Written request:
Report the number of lines that hold the string "name". Leave out any other text.

((

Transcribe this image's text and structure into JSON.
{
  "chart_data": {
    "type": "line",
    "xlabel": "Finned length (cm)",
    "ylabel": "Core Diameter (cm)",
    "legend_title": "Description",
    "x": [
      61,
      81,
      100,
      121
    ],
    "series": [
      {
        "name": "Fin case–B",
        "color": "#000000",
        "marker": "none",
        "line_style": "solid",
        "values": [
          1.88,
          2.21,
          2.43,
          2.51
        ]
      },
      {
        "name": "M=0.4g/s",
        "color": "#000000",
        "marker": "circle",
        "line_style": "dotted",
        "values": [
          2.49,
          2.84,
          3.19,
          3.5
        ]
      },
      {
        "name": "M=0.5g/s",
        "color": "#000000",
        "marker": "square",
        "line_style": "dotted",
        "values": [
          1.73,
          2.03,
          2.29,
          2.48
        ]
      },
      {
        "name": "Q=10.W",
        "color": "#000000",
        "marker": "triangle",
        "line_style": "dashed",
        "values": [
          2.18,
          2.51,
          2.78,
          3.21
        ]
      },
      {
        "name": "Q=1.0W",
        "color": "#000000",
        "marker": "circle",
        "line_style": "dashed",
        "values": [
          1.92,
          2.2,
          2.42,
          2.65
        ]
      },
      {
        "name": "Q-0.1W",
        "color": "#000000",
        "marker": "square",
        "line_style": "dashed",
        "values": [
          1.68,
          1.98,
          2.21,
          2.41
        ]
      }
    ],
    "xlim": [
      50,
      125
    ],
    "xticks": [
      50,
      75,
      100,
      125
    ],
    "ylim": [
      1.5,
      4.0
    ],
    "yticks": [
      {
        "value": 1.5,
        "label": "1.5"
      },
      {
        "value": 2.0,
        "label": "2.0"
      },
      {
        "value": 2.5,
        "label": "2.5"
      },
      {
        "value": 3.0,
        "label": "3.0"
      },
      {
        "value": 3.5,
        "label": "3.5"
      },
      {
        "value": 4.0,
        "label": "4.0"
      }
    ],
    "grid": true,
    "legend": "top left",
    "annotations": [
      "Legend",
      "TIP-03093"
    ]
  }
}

))
((

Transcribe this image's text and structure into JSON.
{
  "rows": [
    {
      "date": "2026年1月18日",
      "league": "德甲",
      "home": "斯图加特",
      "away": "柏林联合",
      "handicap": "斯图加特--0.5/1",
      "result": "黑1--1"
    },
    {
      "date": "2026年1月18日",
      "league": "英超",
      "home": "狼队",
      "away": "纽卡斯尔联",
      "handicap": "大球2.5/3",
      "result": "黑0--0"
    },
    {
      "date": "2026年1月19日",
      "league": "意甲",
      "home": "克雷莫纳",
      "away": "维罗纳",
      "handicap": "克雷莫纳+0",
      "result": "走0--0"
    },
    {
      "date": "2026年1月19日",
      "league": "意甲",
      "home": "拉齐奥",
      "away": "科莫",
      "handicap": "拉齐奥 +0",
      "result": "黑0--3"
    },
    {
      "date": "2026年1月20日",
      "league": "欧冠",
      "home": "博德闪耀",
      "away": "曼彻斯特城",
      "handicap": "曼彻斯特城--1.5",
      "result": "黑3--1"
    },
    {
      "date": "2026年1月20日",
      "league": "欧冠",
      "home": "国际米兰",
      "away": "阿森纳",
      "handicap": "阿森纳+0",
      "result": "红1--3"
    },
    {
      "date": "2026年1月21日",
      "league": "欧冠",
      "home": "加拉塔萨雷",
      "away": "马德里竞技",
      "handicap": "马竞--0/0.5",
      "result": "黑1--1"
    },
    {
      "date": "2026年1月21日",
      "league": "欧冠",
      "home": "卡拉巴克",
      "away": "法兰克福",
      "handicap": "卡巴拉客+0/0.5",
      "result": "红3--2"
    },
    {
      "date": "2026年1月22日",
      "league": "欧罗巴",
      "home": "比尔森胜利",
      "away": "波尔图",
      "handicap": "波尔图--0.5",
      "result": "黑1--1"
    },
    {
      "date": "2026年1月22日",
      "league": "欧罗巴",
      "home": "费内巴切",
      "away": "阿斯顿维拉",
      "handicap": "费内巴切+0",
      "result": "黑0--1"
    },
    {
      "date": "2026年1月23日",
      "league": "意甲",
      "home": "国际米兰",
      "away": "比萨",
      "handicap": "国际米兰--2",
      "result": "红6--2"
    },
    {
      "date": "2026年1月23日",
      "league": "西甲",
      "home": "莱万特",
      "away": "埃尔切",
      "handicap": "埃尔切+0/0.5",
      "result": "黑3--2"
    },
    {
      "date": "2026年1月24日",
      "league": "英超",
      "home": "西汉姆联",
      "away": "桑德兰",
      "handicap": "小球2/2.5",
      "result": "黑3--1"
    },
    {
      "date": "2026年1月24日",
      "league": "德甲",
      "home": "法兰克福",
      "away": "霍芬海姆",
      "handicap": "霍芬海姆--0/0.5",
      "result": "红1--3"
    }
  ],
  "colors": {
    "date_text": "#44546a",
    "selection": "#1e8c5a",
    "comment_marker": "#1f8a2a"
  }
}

))

Answer to this task:
6